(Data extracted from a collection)

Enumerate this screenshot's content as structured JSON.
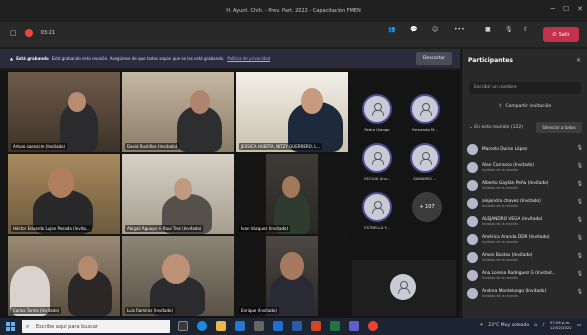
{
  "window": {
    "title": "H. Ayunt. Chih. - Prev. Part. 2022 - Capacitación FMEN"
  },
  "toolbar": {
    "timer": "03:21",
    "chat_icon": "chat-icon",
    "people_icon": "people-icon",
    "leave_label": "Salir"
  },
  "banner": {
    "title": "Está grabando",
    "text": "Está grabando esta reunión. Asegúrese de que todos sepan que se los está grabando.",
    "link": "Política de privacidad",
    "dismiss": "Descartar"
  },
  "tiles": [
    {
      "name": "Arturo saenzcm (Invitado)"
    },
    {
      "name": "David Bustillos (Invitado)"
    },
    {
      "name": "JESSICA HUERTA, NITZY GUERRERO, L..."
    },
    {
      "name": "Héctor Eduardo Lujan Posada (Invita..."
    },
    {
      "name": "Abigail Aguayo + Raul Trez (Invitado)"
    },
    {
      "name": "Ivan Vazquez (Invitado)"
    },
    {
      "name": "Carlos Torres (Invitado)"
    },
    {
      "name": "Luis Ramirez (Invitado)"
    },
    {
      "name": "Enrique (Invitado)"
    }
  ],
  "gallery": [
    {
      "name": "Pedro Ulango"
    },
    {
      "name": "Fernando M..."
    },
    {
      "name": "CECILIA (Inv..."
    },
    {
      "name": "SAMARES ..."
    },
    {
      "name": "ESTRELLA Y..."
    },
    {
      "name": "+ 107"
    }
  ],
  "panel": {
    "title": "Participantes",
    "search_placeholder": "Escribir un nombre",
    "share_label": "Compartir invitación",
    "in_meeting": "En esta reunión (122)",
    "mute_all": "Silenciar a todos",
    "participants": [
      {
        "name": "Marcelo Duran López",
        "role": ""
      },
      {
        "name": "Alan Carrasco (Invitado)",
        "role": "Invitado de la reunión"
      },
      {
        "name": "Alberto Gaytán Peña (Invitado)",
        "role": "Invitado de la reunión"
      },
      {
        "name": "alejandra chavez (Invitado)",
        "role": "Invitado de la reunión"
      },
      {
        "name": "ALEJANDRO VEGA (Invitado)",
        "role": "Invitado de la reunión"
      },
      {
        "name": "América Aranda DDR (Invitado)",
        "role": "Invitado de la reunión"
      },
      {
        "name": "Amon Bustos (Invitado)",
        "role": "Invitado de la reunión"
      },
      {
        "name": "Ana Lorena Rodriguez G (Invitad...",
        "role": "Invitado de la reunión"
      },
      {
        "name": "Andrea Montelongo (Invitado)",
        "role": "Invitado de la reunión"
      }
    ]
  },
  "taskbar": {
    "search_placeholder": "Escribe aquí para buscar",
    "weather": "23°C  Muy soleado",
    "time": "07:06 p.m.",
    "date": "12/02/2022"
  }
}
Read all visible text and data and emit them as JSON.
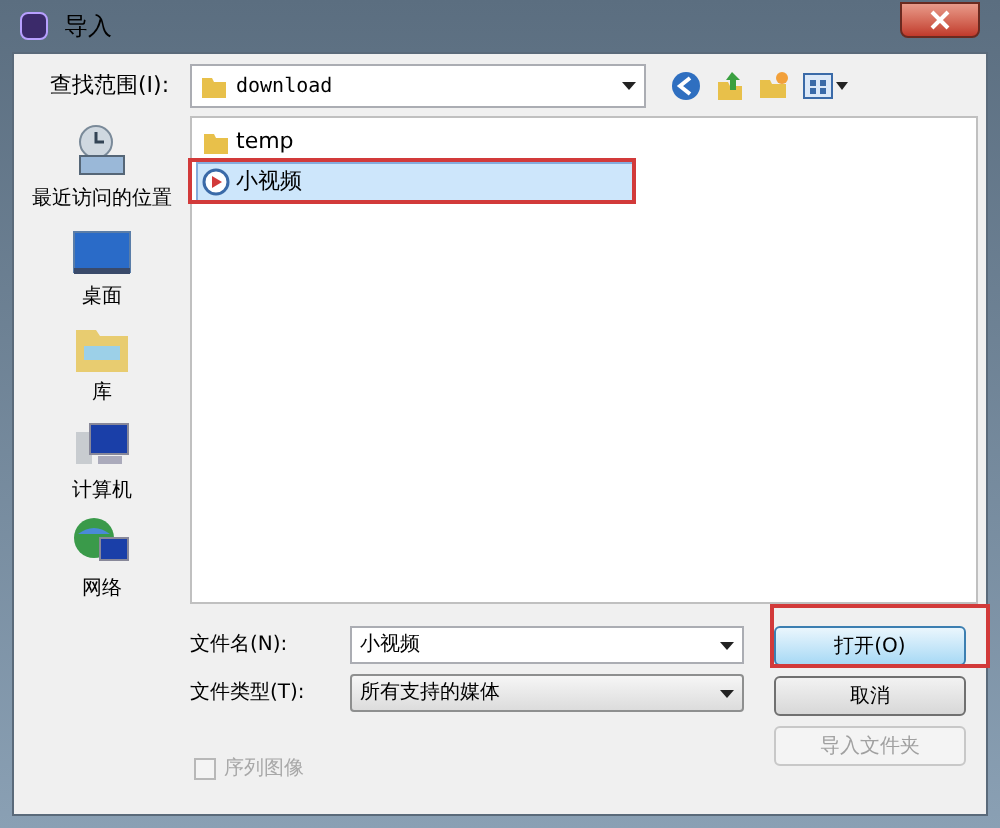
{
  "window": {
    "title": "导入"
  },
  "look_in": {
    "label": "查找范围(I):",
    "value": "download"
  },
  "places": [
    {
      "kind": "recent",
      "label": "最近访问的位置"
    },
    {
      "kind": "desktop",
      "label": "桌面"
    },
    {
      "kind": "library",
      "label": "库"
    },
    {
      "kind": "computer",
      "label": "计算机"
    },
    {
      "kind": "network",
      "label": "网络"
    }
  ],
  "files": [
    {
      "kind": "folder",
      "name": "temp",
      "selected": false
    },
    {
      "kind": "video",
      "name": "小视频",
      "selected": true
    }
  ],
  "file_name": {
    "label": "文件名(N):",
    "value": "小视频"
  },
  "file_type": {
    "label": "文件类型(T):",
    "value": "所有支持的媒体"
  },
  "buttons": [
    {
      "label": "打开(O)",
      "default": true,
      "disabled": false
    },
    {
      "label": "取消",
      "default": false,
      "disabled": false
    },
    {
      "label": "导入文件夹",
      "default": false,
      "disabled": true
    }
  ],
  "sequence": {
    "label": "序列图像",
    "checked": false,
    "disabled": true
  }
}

● **Set problem**
Count the lines that hold the string "value", and reply with that number alone.

● **Correct result**
3